**Stated goal:** Continue the text below about making ship sprite graphics for EV, starting right after its final sentence.

(Reaches for an English/Voinian dictionary...)
Pict: One of the northern tribes that resisted the Roman empire.
Pict: Also a file format for graphics.
Tiff: Something lovers have when they argue.
Tiff: Abbreviation for Tagged Image File Format. The ones that EV-Edit seems to like.
What you actually need for EV and EV:O, if I'm not mistaken, is TIFF files. There are lots of paint-type programs which allow you to convert a graphic from PICT or whatever into TIFF, though; don't worry.
When I started doing ship graphics I was using a horrible old 3D rendering program called Extreme 3D, which insisted on saving everything as Micro$oft bitmap files (.bmp). Bleh! Those are totally uncompressed files, and really waste space.
Anyway, it was simple enough to build a 3D model and create a 36 frame 'movie' in which the ship was seen to spin about its centre, turning to clockwise in ten degree increments.
In Photoshop I drew myself a simple TIFF picture which was square, with ten lines dividing the space up into 36 equal boxes. It is important that the size of each of these boxes is a multiple of eight pixels; ie a ship sprite can measure 24x24, or 64x64, but it can't be 30x30.

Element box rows
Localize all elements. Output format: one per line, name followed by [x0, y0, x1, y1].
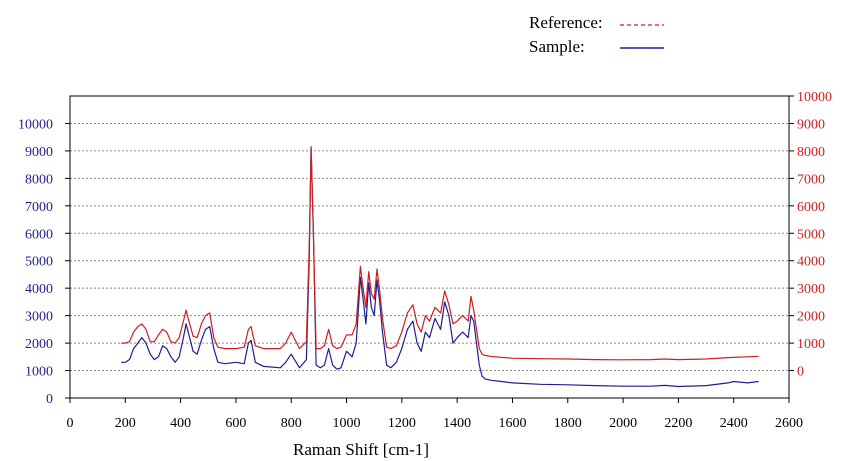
x-tick-label-9: 1800	[554, 416, 582, 431]
y-axis-right-ticks: 0 1000 2000 3000 4000 5000 6000 7000 8000 9000 100…	[789, 90, 832, 380]
y-right-tick-label-0: 0	[797, 365, 804, 380]
series-line-reference	[121, 147, 759, 361]
series-group	[121, 146, 759, 388]
y-left-tick-label-6: 6000	[25, 227, 53, 242]
y-right-tick-label-2: 2000	[797, 310, 825, 325]
x-tick-label-4: 800	[281, 416, 302, 431]
y-axis-left-ticks: 0 1000 2000 3000 4000 5000 6000 7000 8000 9000 100…	[18, 117, 70, 407]
x-tick-label-11: 2200	[664, 416, 692, 431]
series-line-sample	[121, 146, 759, 388]
y-left-tick-label-7: 7000	[25, 200, 53, 215]
y-left-tick-label-8: 8000	[25, 172, 53, 187]
y-left-tick-label-1: 1000	[25, 365, 53, 380]
legend: Reference: Sample:	[529, 13, 664, 56]
y-right-tick-label-4: 4000	[797, 255, 825, 270]
grid-lines	[70, 122, 789, 372]
y-right-tick-label-3: 3000	[797, 282, 825, 297]
y-left-tick-label-3: 3000	[25, 310, 53, 325]
y-left-tick-label-2: 2000	[25, 337, 53, 352]
x-tick-label-6: 1200	[388, 416, 416, 431]
y-right-tick-label-5: 5000	[797, 227, 825, 242]
y-left-tick-label-4: 4000	[25, 282, 53, 297]
legend-label-reference: Reference:	[529, 13, 603, 32]
x-tick-label-13: 2600	[775, 416, 803, 431]
y-right-tick-label-10: 10000	[797, 90, 832, 105]
plot-frame	[69, 95, 790, 399]
y-right-tick-label-7: 7000	[797, 172, 825, 187]
y-right-tick-label-9: 9000	[797, 117, 825, 132]
x-tick-label-7: 1400	[443, 416, 471, 431]
y-left-tick-label-5: 5000	[25, 255, 53, 270]
legend-label-sample: Sample:	[529, 37, 585, 56]
y-right-tick-label-6: 6000	[797, 200, 825, 215]
y-left-tick-label-9: 9000	[25, 145, 53, 160]
x-tick-label-3: 600	[225, 416, 246, 431]
y-right-tick-label-1: 1000	[797, 337, 825, 352]
y-right-tick-label-8: 8000	[797, 145, 825, 160]
x-axis-label: Raman Shift [cm-1]	[293, 440, 429, 459]
x-tick-label-8: 1600	[498, 416, 526, 431]
x-tick-label-0: 0	[67, 416, 74, 431]
x-axis-ticks: 0 200 400 600 800 1000 1200 1400 1600 1800 2000 220…	[67, 398, 803, 431]
y-left-tick-label-10: 10000	[18, 117, 53, 132]
x-tick-label-12: 2400	[720, 416, 748, 431]
x-tick-label-2: 400	[170, 416, 191, 431]
x-tick-label-10: 2000	[609, 416, 637, 431]
x-tick-label-1: 200	[115, 416, 136, 431]
x-tick-label-5: 1000	[333, 416, 361, 431]
y-left-tick-label-0: 0	[46, 392, 53, 407]
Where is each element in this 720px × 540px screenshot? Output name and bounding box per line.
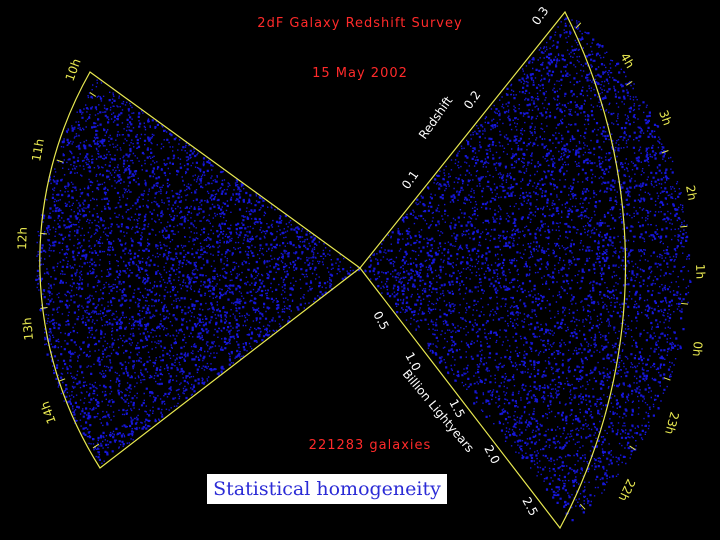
galaxy-dots [35, 79, 361, 464]
survey-title: 2dF Galaxy Redshift Survey [257, 16, 462, 31]
ra-label-right: 2h [683, 184, 699, 201]
ra-label-left: 14h [38, 399, 59, 425]
boundary-ticks [39, 22, 689, 510]
arc-tick [579, 503, 586, 510]
ra-label-right: 1h [693, 264, 708, 280]
ra-label-right: 23h [662, 410, 681, 436]
arc-tick [39, 232, 47, 235]
redshift-tick-label: 0.1 [399, 168, 421, 192]
arc-tick [575, 22, 582, 29]
galaxy-count: 221283 galaxies [309, 438, 432, 453]
arc-tick [92, 443, 100, 449]
ra-label-left: 12h [15, 227, 30, 250]
arc-tick [661, 150, 669, 154]
ra-label-left: 11h [29, 138, 47, 163]
caption-box: Statistical homogeneity [207, 474, 447, 504]
right-wedge-outline [359, 10, 627, 530]
arc-tick [681, 302, 689, 305]
arc-tick [40, 307, 48, 309]
arc-tick [626, 80, 633, 86]
left-wedge-outline [39, 71, 362, 469]
ra-label-right: 4h [617, 51, 637, 71]
arc-tick [663, 377, 671, 381]
ra-label-right: 22h [616, 477, 638, 504]
ra-label-right: 0h [690, 341, 705, 357]
arc-tick [629, 445, 636, 451]
arc-tick [56, 159, 64, 163]
ra-label-right: 3h [656, 108, 674, 127]
redshift-tick-label: 0.3 [529, 4, 551, 28]
ra-label-left: 13h [20, 317, 36, 341]
distance-tick-label: 0.5 [370, 309, 391, 332]
ra-label-left: 10h [63, 57, 84, 83]
redshift-tick-label: 0.2 [461, 88, 483, 112]
arc-tick [680, 225, 688, 228]
distance-tick-label: 2.0 [481, 443, 502, 466]
survey-date: 15 May 2002 [312, 66, 408, 81]
arc-tick [58, 378, 66, 382]
redshift-axis-label: Redshift [416, 94, 456, 142]
arc-tick [89, 92, 97, 97]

**Exercise answer:**
I copied and pasted each frame of my tiny movie into the spaces on my grid. Any space around them, I blacked out. Thus, I had a single picture with 36 views of the new ship on it. I saved this as a .tiff file.
I selected everything, and told Photoshop to applt the filter 'blur more'. This spread the images slightly - made them a little fatter. Then I repeatedly used the 'lighten image' feature, until my sprites were completely washed out. They appeared as white spaces, shaped like the ship but slightly larger. I converted the picture's colour depth to binary - each pixel either completely white or wholly black... and thus I had my sprite mask. With the 'holes' in the mask being slightly larger than the ship itself, you get a thin black line around the edge of the ship when you fly over another graphic, which looks nice.
And that's about it! Of course, I also created a hail image, shipyard picture and scanner picture, begun in the 3D package, suitably reworked in Photoshop and saved as .tiff files. It was then fairly simple to fire up EV-Edit, load in my graphics and assign them to a ship. I did this on a special, seperate installation of EV:O, because EV-Edit is (or at least was) notoriously buggy, and I didn't want to suffer a crash and wipe out the version that I use for play.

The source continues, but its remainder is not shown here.